» **WHAT IS ASKED**: Go through the listing below and list every line with "content".

» **Dataset rows about figures**:
★ ★ ★

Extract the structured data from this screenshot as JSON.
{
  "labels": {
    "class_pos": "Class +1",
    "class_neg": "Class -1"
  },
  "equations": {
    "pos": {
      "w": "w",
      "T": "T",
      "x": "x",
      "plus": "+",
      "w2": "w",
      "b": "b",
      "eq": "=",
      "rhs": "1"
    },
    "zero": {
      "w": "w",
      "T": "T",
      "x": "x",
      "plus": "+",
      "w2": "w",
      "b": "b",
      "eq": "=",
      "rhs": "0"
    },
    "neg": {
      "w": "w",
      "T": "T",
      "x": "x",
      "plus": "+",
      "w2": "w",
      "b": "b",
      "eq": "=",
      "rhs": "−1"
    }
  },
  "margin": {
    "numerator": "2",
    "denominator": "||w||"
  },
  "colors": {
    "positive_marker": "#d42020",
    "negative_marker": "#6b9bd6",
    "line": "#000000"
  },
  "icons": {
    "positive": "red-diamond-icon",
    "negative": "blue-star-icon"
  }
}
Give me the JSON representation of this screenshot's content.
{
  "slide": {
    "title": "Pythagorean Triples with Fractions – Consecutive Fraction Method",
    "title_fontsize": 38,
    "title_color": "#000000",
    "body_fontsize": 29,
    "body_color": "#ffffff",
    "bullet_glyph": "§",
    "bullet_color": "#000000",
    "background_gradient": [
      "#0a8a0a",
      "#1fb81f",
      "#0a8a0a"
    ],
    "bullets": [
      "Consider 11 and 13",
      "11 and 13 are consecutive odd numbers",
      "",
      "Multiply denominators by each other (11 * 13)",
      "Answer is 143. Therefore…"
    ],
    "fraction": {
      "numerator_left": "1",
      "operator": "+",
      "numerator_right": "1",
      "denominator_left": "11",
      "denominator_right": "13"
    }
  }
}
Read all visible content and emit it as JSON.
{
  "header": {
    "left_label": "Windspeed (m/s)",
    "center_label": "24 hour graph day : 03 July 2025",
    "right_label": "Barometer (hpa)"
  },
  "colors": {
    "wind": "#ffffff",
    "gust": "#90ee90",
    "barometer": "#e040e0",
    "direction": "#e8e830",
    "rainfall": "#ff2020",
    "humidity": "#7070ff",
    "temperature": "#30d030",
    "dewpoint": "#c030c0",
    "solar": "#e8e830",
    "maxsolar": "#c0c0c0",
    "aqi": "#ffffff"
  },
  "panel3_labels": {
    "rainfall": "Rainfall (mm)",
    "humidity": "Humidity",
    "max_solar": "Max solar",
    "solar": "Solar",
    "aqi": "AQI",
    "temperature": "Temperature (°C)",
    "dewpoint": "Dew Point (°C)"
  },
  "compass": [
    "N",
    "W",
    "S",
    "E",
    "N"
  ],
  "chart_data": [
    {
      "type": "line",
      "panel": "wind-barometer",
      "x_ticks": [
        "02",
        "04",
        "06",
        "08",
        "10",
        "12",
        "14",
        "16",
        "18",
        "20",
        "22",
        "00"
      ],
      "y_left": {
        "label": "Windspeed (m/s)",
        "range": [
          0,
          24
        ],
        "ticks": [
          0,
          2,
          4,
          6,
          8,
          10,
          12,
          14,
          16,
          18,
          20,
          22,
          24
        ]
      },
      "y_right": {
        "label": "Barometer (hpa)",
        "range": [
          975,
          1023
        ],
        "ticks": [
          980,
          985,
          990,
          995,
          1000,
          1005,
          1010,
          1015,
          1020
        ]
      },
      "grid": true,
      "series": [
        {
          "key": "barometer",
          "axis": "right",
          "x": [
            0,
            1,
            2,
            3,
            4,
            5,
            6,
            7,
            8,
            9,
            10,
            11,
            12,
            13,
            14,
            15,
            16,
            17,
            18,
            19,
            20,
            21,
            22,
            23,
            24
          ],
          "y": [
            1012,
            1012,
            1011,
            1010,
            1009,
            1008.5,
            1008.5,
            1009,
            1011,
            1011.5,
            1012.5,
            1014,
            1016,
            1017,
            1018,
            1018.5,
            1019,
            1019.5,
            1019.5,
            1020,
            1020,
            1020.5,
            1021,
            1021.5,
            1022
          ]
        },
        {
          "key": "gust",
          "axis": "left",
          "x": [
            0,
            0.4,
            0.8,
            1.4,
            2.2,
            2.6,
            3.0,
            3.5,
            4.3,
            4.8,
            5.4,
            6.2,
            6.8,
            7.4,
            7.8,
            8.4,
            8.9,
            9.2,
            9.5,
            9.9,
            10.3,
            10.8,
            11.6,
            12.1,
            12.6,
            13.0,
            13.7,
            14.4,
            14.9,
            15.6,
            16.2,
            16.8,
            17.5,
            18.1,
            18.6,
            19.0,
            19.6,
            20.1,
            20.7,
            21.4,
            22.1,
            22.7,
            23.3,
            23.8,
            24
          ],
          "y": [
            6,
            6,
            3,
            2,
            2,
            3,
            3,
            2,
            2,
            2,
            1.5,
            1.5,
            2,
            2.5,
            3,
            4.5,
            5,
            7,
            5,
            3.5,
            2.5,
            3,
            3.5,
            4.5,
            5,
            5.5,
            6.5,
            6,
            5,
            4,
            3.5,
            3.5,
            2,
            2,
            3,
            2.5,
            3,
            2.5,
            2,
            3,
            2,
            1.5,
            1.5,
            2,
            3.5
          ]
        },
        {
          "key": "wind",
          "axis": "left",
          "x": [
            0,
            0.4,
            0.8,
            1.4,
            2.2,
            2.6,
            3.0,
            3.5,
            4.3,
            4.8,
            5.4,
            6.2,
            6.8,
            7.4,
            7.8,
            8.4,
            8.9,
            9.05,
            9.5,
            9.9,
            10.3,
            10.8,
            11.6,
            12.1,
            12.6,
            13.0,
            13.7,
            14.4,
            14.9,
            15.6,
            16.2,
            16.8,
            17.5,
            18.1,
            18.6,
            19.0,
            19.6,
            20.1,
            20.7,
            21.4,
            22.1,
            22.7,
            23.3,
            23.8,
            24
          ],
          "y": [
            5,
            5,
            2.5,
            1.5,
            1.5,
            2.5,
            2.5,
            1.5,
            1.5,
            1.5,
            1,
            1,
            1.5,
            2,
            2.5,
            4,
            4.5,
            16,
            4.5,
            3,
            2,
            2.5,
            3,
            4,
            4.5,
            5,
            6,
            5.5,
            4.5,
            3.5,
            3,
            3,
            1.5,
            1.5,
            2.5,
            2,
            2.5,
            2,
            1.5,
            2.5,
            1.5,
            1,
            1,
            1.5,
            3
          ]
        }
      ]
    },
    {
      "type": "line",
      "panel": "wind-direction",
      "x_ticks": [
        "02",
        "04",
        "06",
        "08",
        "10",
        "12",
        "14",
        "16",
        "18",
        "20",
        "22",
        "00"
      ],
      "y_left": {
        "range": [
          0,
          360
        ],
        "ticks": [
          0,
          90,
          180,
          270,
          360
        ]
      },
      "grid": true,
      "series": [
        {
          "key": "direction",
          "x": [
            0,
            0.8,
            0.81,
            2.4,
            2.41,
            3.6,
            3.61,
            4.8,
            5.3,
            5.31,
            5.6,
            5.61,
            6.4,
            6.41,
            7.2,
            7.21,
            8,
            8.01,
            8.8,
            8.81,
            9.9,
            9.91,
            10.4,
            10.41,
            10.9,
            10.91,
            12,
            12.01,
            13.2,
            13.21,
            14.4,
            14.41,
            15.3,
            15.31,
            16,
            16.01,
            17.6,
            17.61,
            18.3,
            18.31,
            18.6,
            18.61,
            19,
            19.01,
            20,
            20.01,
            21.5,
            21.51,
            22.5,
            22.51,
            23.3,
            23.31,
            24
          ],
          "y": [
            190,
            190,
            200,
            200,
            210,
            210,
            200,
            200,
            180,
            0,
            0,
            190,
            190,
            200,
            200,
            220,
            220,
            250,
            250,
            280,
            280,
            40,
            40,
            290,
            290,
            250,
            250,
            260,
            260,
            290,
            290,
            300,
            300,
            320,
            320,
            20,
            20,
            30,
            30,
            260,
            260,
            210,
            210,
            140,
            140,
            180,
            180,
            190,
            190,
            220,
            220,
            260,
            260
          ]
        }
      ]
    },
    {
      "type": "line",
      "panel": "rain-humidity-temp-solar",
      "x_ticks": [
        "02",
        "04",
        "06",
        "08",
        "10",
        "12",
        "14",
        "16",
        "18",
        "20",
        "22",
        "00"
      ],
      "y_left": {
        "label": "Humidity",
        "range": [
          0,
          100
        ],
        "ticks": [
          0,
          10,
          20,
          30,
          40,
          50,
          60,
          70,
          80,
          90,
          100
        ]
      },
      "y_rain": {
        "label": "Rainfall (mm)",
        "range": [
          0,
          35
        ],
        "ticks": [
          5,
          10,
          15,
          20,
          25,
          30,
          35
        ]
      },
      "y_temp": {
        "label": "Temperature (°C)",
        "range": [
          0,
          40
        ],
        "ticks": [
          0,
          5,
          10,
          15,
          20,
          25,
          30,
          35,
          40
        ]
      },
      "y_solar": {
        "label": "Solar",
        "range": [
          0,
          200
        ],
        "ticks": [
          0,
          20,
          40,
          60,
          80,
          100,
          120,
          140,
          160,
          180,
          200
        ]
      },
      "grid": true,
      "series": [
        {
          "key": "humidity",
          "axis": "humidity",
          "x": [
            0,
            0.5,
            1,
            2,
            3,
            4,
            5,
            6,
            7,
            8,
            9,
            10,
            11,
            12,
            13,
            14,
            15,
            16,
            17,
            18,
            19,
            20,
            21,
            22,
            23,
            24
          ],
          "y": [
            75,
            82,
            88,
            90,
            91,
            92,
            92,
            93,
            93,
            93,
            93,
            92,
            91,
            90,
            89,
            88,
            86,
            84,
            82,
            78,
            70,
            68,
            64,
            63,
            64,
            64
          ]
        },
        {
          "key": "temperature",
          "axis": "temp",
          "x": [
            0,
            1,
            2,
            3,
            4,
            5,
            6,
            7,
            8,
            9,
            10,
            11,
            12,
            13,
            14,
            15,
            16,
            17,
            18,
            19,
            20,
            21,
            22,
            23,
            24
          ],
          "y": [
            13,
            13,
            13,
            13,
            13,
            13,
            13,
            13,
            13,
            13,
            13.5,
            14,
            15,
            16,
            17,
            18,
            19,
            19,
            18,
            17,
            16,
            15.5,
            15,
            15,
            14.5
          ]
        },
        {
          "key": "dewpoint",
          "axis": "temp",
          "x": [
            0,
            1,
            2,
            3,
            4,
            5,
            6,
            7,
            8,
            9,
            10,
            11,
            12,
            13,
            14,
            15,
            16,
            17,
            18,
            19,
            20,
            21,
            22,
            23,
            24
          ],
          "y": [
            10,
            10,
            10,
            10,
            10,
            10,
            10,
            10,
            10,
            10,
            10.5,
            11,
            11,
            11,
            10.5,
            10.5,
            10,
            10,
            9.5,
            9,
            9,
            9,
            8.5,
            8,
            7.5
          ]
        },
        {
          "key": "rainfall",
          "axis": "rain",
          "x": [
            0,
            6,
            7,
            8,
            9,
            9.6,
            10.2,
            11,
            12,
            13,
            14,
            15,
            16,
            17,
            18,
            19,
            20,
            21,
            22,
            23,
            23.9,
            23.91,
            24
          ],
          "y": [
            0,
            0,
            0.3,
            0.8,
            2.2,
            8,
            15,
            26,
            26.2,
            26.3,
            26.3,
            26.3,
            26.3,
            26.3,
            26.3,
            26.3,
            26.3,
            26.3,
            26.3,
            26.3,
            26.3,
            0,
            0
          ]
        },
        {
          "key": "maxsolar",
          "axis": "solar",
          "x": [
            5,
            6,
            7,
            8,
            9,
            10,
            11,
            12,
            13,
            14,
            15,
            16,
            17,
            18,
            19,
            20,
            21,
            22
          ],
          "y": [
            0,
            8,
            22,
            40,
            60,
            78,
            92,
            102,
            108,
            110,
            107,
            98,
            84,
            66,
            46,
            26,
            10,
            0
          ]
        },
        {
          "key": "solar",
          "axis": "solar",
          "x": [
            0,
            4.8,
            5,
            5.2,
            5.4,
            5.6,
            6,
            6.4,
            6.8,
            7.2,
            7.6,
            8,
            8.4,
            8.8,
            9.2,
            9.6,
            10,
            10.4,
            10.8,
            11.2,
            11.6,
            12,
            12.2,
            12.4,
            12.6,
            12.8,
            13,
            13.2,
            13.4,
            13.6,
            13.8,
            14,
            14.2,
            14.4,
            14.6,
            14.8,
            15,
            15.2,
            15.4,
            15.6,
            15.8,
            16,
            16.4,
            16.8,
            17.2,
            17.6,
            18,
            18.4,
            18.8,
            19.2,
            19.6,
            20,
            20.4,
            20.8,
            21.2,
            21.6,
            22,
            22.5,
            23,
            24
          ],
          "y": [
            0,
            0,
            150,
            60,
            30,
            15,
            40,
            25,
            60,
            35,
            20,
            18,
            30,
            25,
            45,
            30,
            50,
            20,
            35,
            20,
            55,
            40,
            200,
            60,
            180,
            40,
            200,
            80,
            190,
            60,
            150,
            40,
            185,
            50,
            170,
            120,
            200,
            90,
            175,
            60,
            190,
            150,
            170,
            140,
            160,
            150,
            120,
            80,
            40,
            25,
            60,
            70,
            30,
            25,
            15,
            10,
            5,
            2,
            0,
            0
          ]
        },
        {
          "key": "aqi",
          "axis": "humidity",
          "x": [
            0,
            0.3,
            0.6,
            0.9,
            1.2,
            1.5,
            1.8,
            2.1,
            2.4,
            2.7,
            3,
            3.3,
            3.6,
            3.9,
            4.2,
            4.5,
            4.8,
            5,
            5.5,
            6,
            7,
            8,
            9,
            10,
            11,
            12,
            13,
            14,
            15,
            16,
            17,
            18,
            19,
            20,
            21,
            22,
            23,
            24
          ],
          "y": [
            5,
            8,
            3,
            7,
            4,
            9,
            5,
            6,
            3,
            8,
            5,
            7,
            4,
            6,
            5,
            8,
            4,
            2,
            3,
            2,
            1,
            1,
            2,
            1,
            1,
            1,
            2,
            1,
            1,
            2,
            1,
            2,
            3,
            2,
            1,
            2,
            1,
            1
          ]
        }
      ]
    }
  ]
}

★ ★ ★

» **TASK SOLUTION**:
Give me the JSON representation of this screenshot's content.
Read all visible content and emit it as JSON.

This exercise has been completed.